Requirement: Set down the full listing exactly, character for character.

Provided records:
=======

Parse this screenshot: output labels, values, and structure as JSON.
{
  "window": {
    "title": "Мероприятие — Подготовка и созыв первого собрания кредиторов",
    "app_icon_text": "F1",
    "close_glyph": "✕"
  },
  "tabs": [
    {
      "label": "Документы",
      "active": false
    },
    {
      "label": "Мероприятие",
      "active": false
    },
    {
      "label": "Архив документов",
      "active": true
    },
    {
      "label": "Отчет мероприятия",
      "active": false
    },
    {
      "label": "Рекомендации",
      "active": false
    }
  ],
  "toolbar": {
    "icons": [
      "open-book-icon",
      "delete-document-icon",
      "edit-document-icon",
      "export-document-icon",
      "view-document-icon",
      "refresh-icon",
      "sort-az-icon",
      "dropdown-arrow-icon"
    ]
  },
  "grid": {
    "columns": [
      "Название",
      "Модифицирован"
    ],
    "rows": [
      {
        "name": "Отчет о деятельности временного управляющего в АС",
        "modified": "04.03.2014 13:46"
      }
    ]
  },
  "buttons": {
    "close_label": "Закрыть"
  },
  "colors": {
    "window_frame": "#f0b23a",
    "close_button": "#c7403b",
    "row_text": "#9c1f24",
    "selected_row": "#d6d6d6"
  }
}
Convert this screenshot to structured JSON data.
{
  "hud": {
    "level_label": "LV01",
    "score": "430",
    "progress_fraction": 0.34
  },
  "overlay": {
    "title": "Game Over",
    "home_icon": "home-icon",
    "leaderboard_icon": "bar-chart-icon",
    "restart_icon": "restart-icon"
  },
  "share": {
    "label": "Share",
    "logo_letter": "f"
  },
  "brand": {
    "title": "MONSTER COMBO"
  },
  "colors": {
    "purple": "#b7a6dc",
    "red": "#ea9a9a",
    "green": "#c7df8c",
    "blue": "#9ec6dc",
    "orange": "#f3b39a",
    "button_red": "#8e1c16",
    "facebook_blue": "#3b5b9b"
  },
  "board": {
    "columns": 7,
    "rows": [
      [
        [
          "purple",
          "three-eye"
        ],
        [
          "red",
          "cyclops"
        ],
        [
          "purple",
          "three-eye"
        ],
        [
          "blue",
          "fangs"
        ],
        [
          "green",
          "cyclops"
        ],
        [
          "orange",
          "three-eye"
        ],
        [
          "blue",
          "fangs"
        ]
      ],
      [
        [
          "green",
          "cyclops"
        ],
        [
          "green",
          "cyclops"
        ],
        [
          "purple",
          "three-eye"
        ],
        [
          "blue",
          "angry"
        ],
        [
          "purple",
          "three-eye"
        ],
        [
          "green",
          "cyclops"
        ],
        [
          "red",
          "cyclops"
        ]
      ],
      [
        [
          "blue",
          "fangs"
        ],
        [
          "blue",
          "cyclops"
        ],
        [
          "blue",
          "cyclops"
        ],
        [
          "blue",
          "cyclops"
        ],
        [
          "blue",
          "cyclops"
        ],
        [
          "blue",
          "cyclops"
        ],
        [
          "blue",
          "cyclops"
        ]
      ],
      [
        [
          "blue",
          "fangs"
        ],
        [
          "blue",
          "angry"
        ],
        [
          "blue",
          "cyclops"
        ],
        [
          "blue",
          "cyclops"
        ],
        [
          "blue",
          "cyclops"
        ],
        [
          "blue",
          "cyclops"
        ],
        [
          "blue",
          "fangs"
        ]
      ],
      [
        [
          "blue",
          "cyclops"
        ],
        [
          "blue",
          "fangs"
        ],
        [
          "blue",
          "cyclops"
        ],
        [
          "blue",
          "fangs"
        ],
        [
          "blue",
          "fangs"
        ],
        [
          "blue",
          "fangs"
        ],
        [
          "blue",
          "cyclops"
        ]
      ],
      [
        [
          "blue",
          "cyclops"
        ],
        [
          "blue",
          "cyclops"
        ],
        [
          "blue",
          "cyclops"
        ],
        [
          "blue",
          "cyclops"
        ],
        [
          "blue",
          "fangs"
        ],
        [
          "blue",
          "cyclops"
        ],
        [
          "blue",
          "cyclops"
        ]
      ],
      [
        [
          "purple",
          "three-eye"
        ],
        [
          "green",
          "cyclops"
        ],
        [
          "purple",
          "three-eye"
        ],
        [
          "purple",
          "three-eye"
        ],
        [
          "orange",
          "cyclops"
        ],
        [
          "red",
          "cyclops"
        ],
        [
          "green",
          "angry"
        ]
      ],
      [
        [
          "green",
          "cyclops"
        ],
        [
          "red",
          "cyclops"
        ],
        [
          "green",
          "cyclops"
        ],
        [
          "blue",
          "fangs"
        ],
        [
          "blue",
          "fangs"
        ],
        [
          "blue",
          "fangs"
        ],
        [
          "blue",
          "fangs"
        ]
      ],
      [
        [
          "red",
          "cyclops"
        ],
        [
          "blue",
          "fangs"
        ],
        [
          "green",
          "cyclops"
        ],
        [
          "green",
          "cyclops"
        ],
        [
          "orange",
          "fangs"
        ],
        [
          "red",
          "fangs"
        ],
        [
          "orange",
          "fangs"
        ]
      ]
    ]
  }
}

=======

Solution for this exercise:
Parse this screenshot: output labels, values, and structure as JSON.
{
  "window": {
    "title": "Мероприятие — Подготовка и созыв первого собрания кредиторов",
    "app_icon_text": "F1",
    "close_glyph": "✕"
  },
  "tabs": [
    {
      "label": "Документы",
      "active": false
    },
    {
      "label": "Мероприятие",
      "active": false
    },
    {
      "label": "Архив документов",
      "active": true
    },
    {
      "label": "Отчет мероприятия",
      "active": false
    },
    {
      "label": "Рекомендации",
      "active": false
    }
  ],
  "toolbar": {
    "icons": [
      "open-book-icon",
      "delete-document-icon",
      "edit-document-icon",
      "export-document-icon",
      "view-document-icon",
      "refresh-icon",
      "sort-az-icon",
      "dropdown-arrow-icon"
    ]
  },
  "grid": {
    "columns": [
      "Название",
      "Модифицирован"
    ],
    "rows": [
      {
        "name": "Отчет о деятельности временного управляющего в АС",
        "modified": "04.03.2014 13:46"
      }
    ]
  },
  "buttons": {
    "close_label": "Закрыть"
  },
  "colors": {
    "window_frame": "#f0b23a",
    "close_button": "#c7403b",
    "row_text": "#9c1f24",
    "selected_row": "#d6d6d6"
  }
}
Convert this screenshot to structured JSON data.
{
  "hud": {
    "level_label": "LV01",
    "score": "430",
    "progress_fraction": 0.34
  },
  "overlay": {
    "title": "Game Over",
    "home_icon": "home-icon",
    "leaderboard_icon": "bar-chart-icon",
    "restart_icon": "restart-icon"
  },
  "share": {
    "label": "Share",
    "logo_letter": "f"
  },
  "brand": {
    "title": "MONSTER COMBO"
  },
  "colors": {
    "purple": "#b7a6dc",
    "red": "#ea9a9a",
    "green": "#c7df8c",
    "blue": "#9ec6dc",
    "orange": "#f3b39a",
    "button_red": "#8e1c16",
    "facebook_blue": "#3b5b9b"
  },
  "board": {
    "columns": 7,
    "rows": [
      [
        [
          "purple",
          "three-eye"
        ],
        [
          "red",
          "cyclops"
        ],
        [
          "purple",
          "three-eye"
        ],
        [
          "blue",
          "fangs"
        ],
        [
          "green",
          "cyclops"
        ],
        [
          "orange",
          "three-eye"
        ],
        [
          "blue",
          "fangs"
        ]
      ],
      [
        [
          "green",
          "cyclops"
        ],
        [
          "green",
          "cyclops"
        ],
        [
          "purple",
          "three-eye"
        ],
        [
          "blue",
          "angry"
        ],
        [
          "purple",
          "three-eye"
        ],
        [
          "green",
          "cyclops"
        ],
        [
          "red",
          "cyclops"
        ]
      ],
      [
        [
          "blue",
          "fangs"
        ],
        [
          "blue",
          "cyclops"
        ],
        [
          "blue",
          "cyclops"
        ],
        [
          "blue",
          "cyclops"
        ],
        [
          "blue",
          "cyclops"
        ],
        [
          "blue",
          "cyclops"
        ],
        [
          "blue",
          "cyclops"
        ]
      ],
      [
        [
          "blue",
          "fangs"
        ],
        [
          "blue",
          "angry"
        ],
        [
          "blue",
          "cyclops"
        ],
        [
          "blue",
          "cyclops"
        ],
        [
          "blue",
          "cyclops"
        ],
        [
          "blue",
          "cyclops"
        ],
        [
          "blue",
          "fangs"
        ]
      ],
      [
        [
          "blue",
          "cyclops"
        ],
        [
          "blue",
          "fangs"
        ],
        [
          "blue",
          "cyclops"
        ],
        [
          "blue",
          "fangs"
        ],
        [
          "blue",
          "fangs"
        ],
        [
          "blue",
          "fangs"
        ],
        [
          "blue",
          "cyclops"
        ]
      ],
      [
        [
          "blue",
          "cyclops"
        ],
        [
          "blue",
          "cyclops"
        ],
        [
          "blue",
          "cyclops"
        ],
        [
          "blue",
          "cyclops"
        ],
        [
          "blue",
          "fangs"
        ],
        [
          "blue",
          "cyclops"
        ],
        [
          "blue",
          "cyclops"
        ]
      ],
      [
        [
          "purple",
          "three-eye"
        ],
        [
          "green",
          "cyclops"
        ],
        [
          "purple",
          "three-eye"
        ],
        [
          "purple",
          "three-eye"
        ],
        [
          "orange",
          "cyclops"
        ],
        [
          "red",
          "cyclops"
        ],
        [
          "green",
          "angry"
        ]
      ],
      [
        [
          "green",
          "cyclops"
        ],
        [
          "red",
          "cyclops"
        ],
        [
          "green",
          "cyclops"
        ],
        [
          "blue",
          "fangs"
        ],
        [
          "blue",
          "fangs"
        ],
        [
          "blue",
          "fangs"
        ],
        [
          "blue",
          "fangs"
        ]
      ],
      [
        [
          "red",
          "cyclops"
        ],
        [
          "blue",
          "fangs"
        ],
        [
          "green",
          "cyclops"
        ],
        [
          "green",
          "cyclops"
        ],
        [
          "orange",
          "fangs"
        ],
        [
          "red",
          "fangs"
        ],
        [
          "orange",
          "fangs"
        ]
      ]
    ]
  }
}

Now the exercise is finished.